(Figure collection entries)
* * * * *
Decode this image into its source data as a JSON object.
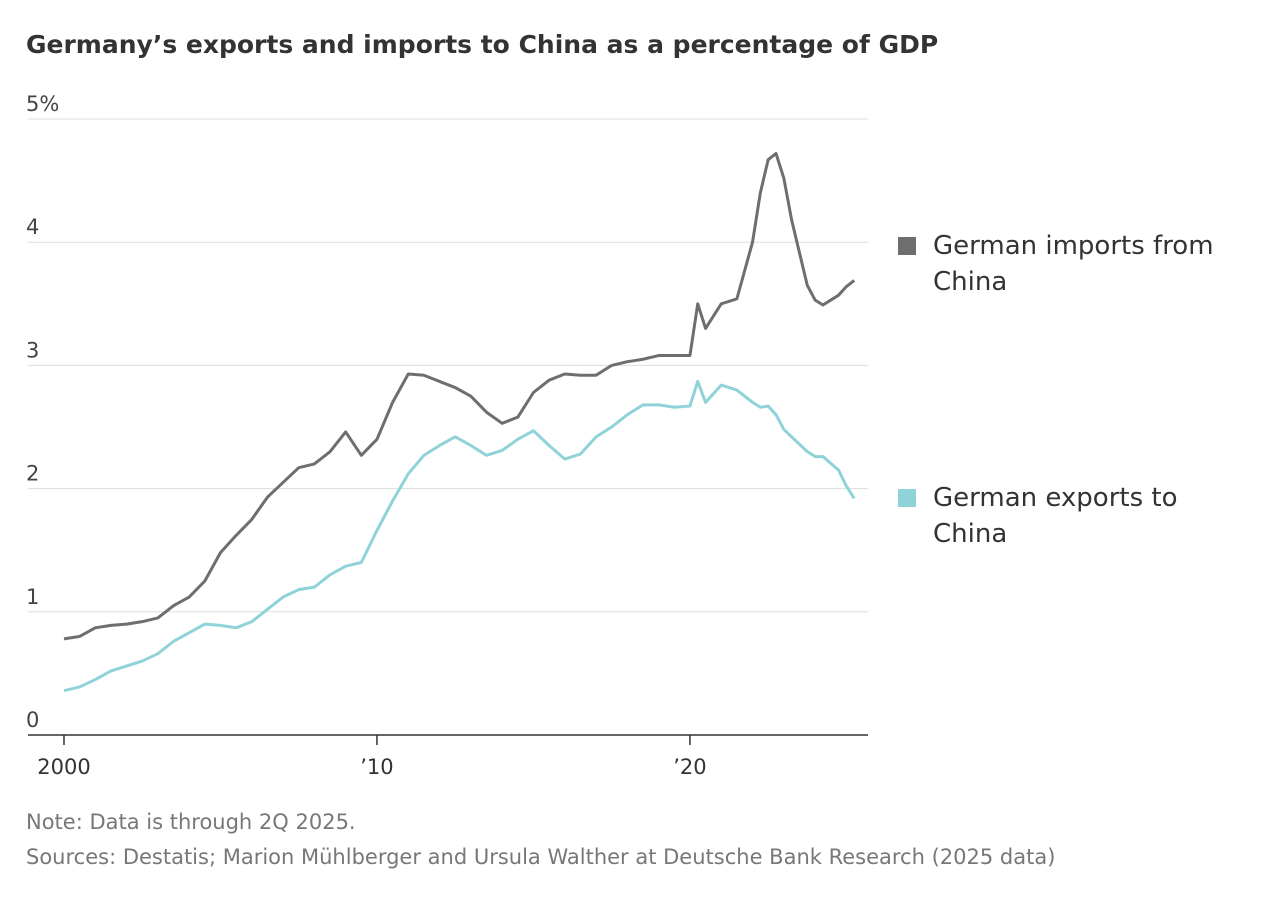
{
  "chart_data": {
    "type": "line",
    "title": "Germany’s exports and imports to China as a percentage of GDP",
    "note": "Note: Data is through 2Q 2025.",
    "sources": "Sources: Destatis; Marion Mühlberger and Ursula Walther at Deutsche Bank Research (2025 data)",
    "x": [
      2000,
      2000.5,
      2001,
      2001.5,
      2002,
      2002.5,
      2003,
      2003.5,
      2004,
      2004.5,
      2005,
      2005.5,
      2006,
      2006.5,
      2007,
      2007.5,
      2008,
      2008.5,
      2009,
      2009.5,
      2010,
      2010.5,
      2011,
      2011.5,
      2012,
      2012.5,
      2013,
      2013.5,
      2014,
      2014.5,
      2015,
      2015.5,
      2016,
      2016.5,
      2017,
      2017.5,
      2018,
      2018.5,
      2019,
      2019.5,
      2020,
      2020.25,
      2020.5,
      2021,
      2021.5,
      2022,
      2022.25,
      2022.5,
      2022.75,
      2023,
      2023.25,
      2023.75,
      2024,
      2024.25,
      2024.75,
      2025,
      2025.25
    ],
    "series": [
      {
        "name": "German imports from China",
        "color": "#6e6e6e",
        "values": [
          0.78,
          0.8,
          0.87,
          0.89,
          0.9,
          0.92,
          0.95,
          1.05,
          1.12,
          1.25,
          1.48,
          1.62,
          1.75,
          1.93,
          2.05,
          2.17,
          2.2,
          2.3,
          2.46,
          2.27,
          2.4,
          2.7,
          2.93,
          2.92,
          2.87,
          2.82,
          2.75,
          2.62,
          2.53,
          2.58,
          2.78,
          2.88,
          2.93,
          2.92,
          2.92,
          3.0,
          3.03,
          3.05,
          3.08,
          3.08,
          3.08,
          3.5,
          3.3,
          3.5,
          3.54,
          4.0,
          4.4,
          4.67,
          4.72,
          4.52,
          4.18,
          3.65,
          3.53,
          3.49,
          3.57,
          3.64,
          3.69
        ]
      },
      {
        "name": "German exports to China",
        "color": "#8fd3d8",
        "values": [
          0.36,
          0.39,
          0.45,
          0.52,
          0.56,
          0.6,
          0.66,
          0.76,
          0.83,
          0.9,
          0.89,
          0.87,
          0.92,
          1.02,
          1.12,
          1.18,
          1.2,
          1.3,
          1.37,
          1.4,
          1.66,
          1.9,
          2.12,
          2.27,
          2.35,
          2.42,
          2.35,
          2.27,
          2.31,
          2.4,
          2.47,
          2.35,
          2.24,
          2.28,
          2.42,
          2.5,
          2.6,
          2.68,
          2.68,
          2.66,
          2.67,
          2.87,
          2.7,
          2.84,
          2.8,
          2.7,
          2.66,
          2.67,
          2.6,
          2.48,
          2.42,
          2.3,
          2.26,
          2.26,
          2.15,
          2.02,
          1.92
        ]
      }
    ],
    "xlim": [
      1998.85,
      2025.69
    ],
    "xticks": [
      2000,
      {
        "value": 2010,
        "label": "’10"
      },
      {
        "value": 2020,
        "label": "’20"
      }
    ],
    "ylim": [
      0,
      5
    ],
    "yticks": [
      0,
      1,
      2,
      3,
      4,
      {
        "value": 5,
        "label": "5%"
      }
    ],
    "grid": true
  }
}
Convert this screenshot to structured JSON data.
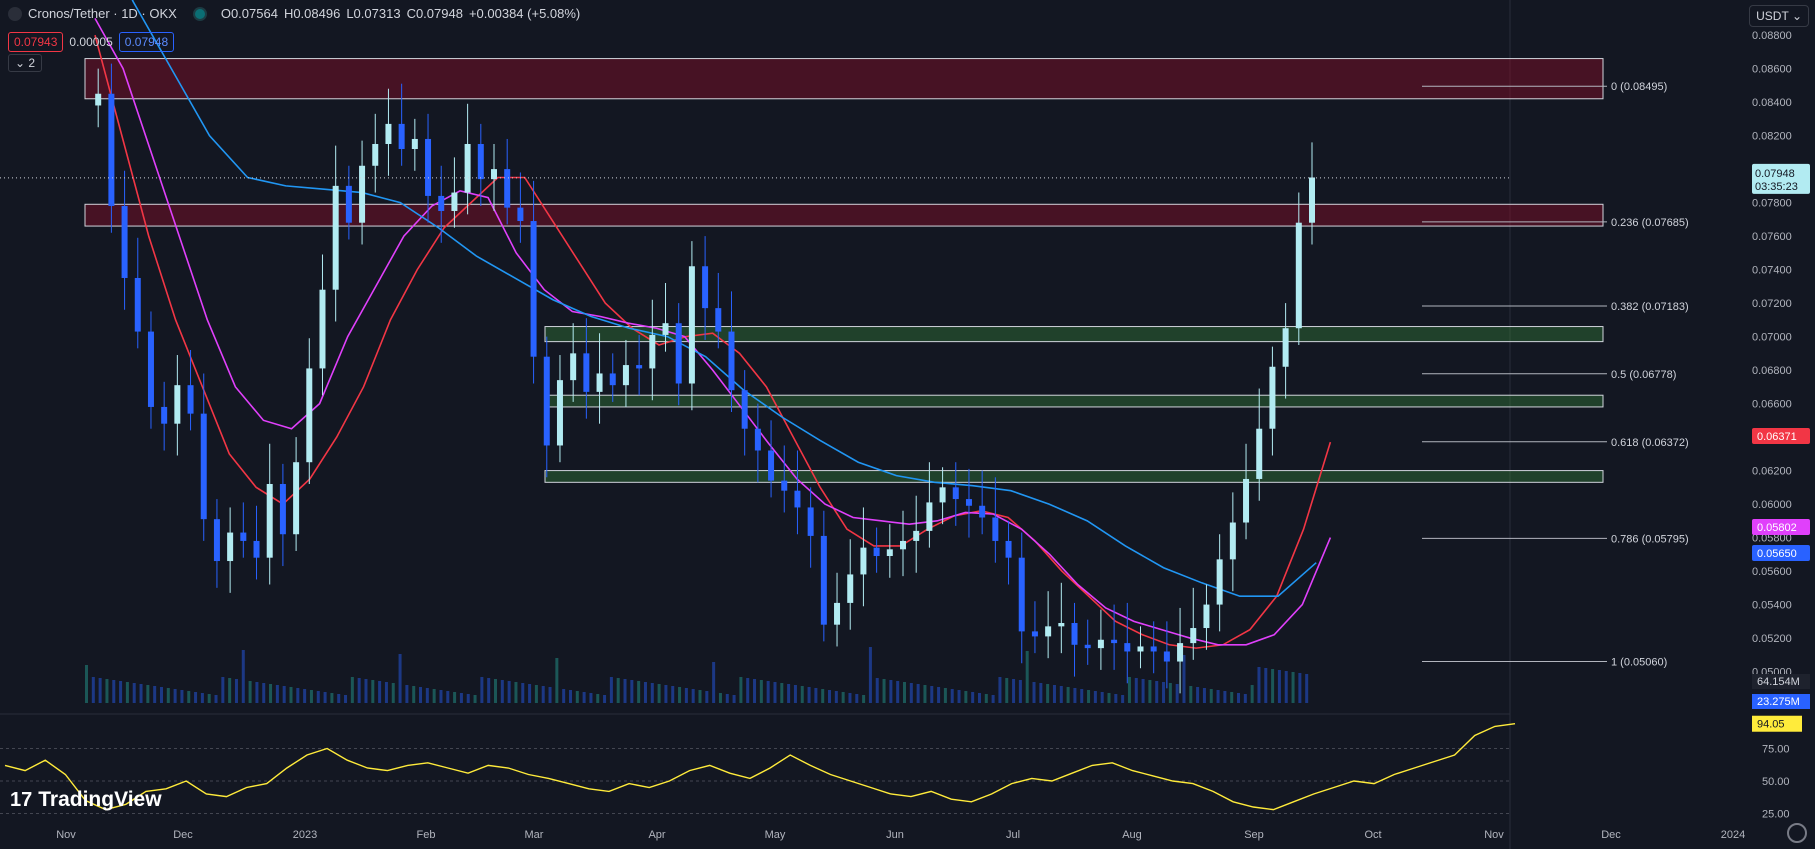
{
  "header": {
    "symbol": "Cronos/Tether · 1D · OKX",
    "open": "O0.07564",
    "high": "H0.08496",
    "low": "L0.07313",
    "close": "C0.07948",
    "change": "+0.00384 (+5.08%)",
    "sell_price": "0.07943",
    "spread": "0.00005",
    "buy_price": "0.07948",
    "collapse_label": "2",
    "currency": "USDT"
  },
  "watermark": "TradingView",
  "chart_data": {
    "type": "candlestick",
    "price_axis": {
      "ylim": [
        0.0489,
        0.0895
      ],
      "ticks": [
        "0.08800",
        "0.08600",
        "0.08400",
        "0.08200",
        "0.08000",
        "0.07800",
        "0.07600",
        "0.07400",
        "0.07200",
        "0.07000",
        "0.06800",
        "0.06600",
        "0.06400",
        "0.06200",
        "0.06000",
        "0.05800",
        "0.05600",
        "0.05400",
        "0.05200",
        "0.05000"
      ]
    },
    "time_axis": [
      "Nov",
      "Dec",
      "2023",
      "Feb",
      "Mar",
      "Apr",
      "May",
      "Jun",
      "Jul",
      "Aug",
      "Sep",
      "Oct",
      "Nov",
      "Dec",
      "2024"
    ],
    "last_price": {
      "value": "0.07948",
      "countdown": "03:35:23"
    },
    "ma_labels": [
      {
        "value": "0.06371",
        "color": "#f23645"
      },
      {
        "value": "0.05802",
        "color": "#e040fb"
      },
      {
        "value": "0.05650",
        "color": "#2962ff"
      }
    ],
    "fib_levels": [
      {
        "ratio": "0",
        "price": 0.08495,
        "label": "0 (0.08495)"
      },
      {
        "ratio": "0.236",
        "price": 0.07685,
        "label": "0.236 (0.07685)"
      },
      {
        "ratio": "0.382",
        "price": 0.07183,
        "label": "0.382 (0.07183)"
      },
      {
        "ratio": "0.5",
        "price": 0.06778,
        "label": "0.5 (0.06778)"
      },
      {
        "ratio": "0.618",
        "price": 0.06372,
        "label": "0.618 (0.06372)"
      },
      {
        "ratio": "0.786",
        "price": 0.05795,
        "label": "0.786 (0.05795)"
      },
      {
        "ratio": "1",
        "price": 0.0506,
        "label": "1 (0.05060)"
      }
    ],
    "zones": [
      {
        "type": "resistance",
        "low": 0.0842,
        "high": 0.0866
      },
      {
        "type": "resistance",
        "low": 0.0766,
        "high": 0.0779
      },
      {
        "type": "support",
        "low": 0.0697,
        "high": 0.0706
      },
      {
        "type": "support",
        "low": 0.0658,
        "high": 0.0665
      },
      {
        "type": "support",
        "low": 0.0613,
        "high": 0.062
      }
    ],
    "price_series": [
      0.0838,
      0.0845,
      0.0778,
      0.0735,
      0.0703,
      0.0658,
      0.0648,
      0.0671,
      0.0654,
      0.0591,
      0.0566,
      0.0583,
      0.0578,
      0.0568,
      0.0612,
      0.0582,
      0.0625,
      0.0681,
      0.0728,
      0.079,
      0.0768,
      0.0802,
      0.0815,
      0.0827,
      0.0812,
      0.0818,
      0.0784,
      0.0775,
      0.0786,
      0.0815,
      0.0794,
      0.08,
      0.0777,
      0.0769,
      0.0688,
      0.0635,
      0.0674,
      0.069,
      0.0667,
      0.0678,
      0.0671,
      0.0683,
      0.0681,
      0.0701,
      0.0708,
      0.0672,
      0.0742,
      0.0717,
      0.0703,
      0.0668,
      0.0645,
      0.0632,
      0.0614,
      0.0608,
      0.0598,
      0.0581,
      0.0528,
      0.0541,
      0.0558,
      0.0574,
      0.0569,
      0.0573,
      0.0578,
      0.0584,
      0.0601,
      0.061,
      0.0603,
      0.0599,
      0.0592,
      0.0578,
      0.0568,
      0.0524,
      0.0521,
      0.0527,
      0.0529,
      0.0516,
      0.0514,
      0.0519,
      0.0517,
      0.0512,
      0.0515,
      0.0512,
      0.0506,
      0.0517,
      0.0526,
      0.054,
      0.0567,
      0.0589,
      0.0615,
      0.0645,
      0.0682,
      0.0705,
      0.0768,
      0.0795
    ],
    "volume_axis": {
      "vol_ma": "64.154M",
      "vol": "23.275M"
    },
    "rsi": {
      "value": "94.05",
      "ticks": [
        "75.00",
        "50.00",
        "25.00"
      ],
      "series": [
        62,
        58,
        66,
        55,
        35,
        28,
        32,
        42,
        44,
        50,
        40,
        38,
        45,
        48,
        60,
        70,
        75,
        66,
        60,
        58,
        62,
        64,
        60,
        56,
        62,
        60,
        55,
        52,
        48,
        44,
        42,
        48,
        45,
        50,
        58,
        62,
        56,
        52,
        60,
        70,
        62,
        55,
        50,
        45,
        40,
        38,
        42,
        36,
        34,
        40,
        48,
        52,
        50,
        56,
        62,
        64,
        58,
        54,
        50,
        48,
        42,
        34,
        30,
        28,
        34,
        40,
        45,
        50,
        48,
        55,
        60,
        65,
        70,
        85,
        92,
        94.05
      ]
    },
    "moving_averages": [
      {
        "color": "#f23645",
        "series": [
          0.088,
          0.082,
          0.076,
          0.071,
          0.067,
          0.063,
          0.061,
          0.06,
          0.0615,
          0.064,
          0.067,
          0.071,
          0.074,
          0.0765,
          0.078,
          0.0795,
          0.0795,
          0.077,
          0.0745,
          0.072,
          0.0705,
          0.0695,
          0.07,
          0.0702,
          0.069,
          0.067,
          0.064,
          0.061,
          0.0585,
          0.0575,
          0.0575,
          0.0585,
          0.0593,
          0.0596,
          0.0592,
          0.0578,
          0.056,
          0.0545,
          0.053,
          0.0522,
          0.0516,
          0.0514,
          0.0516,
          0.0525,
          0.0545,
          0.0585,
          0.0637
        ]
      },
      {
        "color": "#e040fb",
        "series": [
          0.089,
          0.086,
          0.081,
          0.076,
          0.071,
          0.067,
          0.065,
          0.0645,
          0.066,
          0.07,
          0.073,
          0.076,
          0.0778,
          0.0787,
          0.0783,
          0.075,
          0.0728,
          0.0715,
          0.0712,
          0.0708,
          0.0705,
          0.07,
          0.068,
          0.0658,
          0.0636,
          0.0615,
          0.06,
          0.0592,
          0.059,
          0.0588,
          0.059,
          0.0595,
          0.0594,
          0.0585,
          0.057,
          0.0552,
          0.0538,
          0.053,
          0.0525,
          0.052,
          0.0516,
          0.0516,
          0.0522,
          0.054,
          0.058
        ]
      },
      {
        "color": "#2196f3",
        "series": [
          0.095,
          0.09,
          0.086,
          0.082,
          0.0795,
          0.079,
          0.0788,
          0.0786,
          0.078,
          0.0765,
          0.0748,
          0.0735,
          0.0722,
          0.0712,
          0.0705,
          0.07,
          0.0688,
          0.0668,
          0.0652,
          0.0638,
          0.0625,
          0.0617,
          0.0613,
          0.0611,
          0.0608,
          0.06,
          0.059,
          0.0575,
          0.0562,
          0.0553,
          0.0545,
          0.0545,
          0.0565
        ]
      }
    ]
  }
}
* * * * *
Stated exercise: In the entries above, find each line with the string "exports" and copy it.

Answer below:
    "title": "Germany’s exports and imports to China as a percentage of GDP",
        "name": "German exports to China",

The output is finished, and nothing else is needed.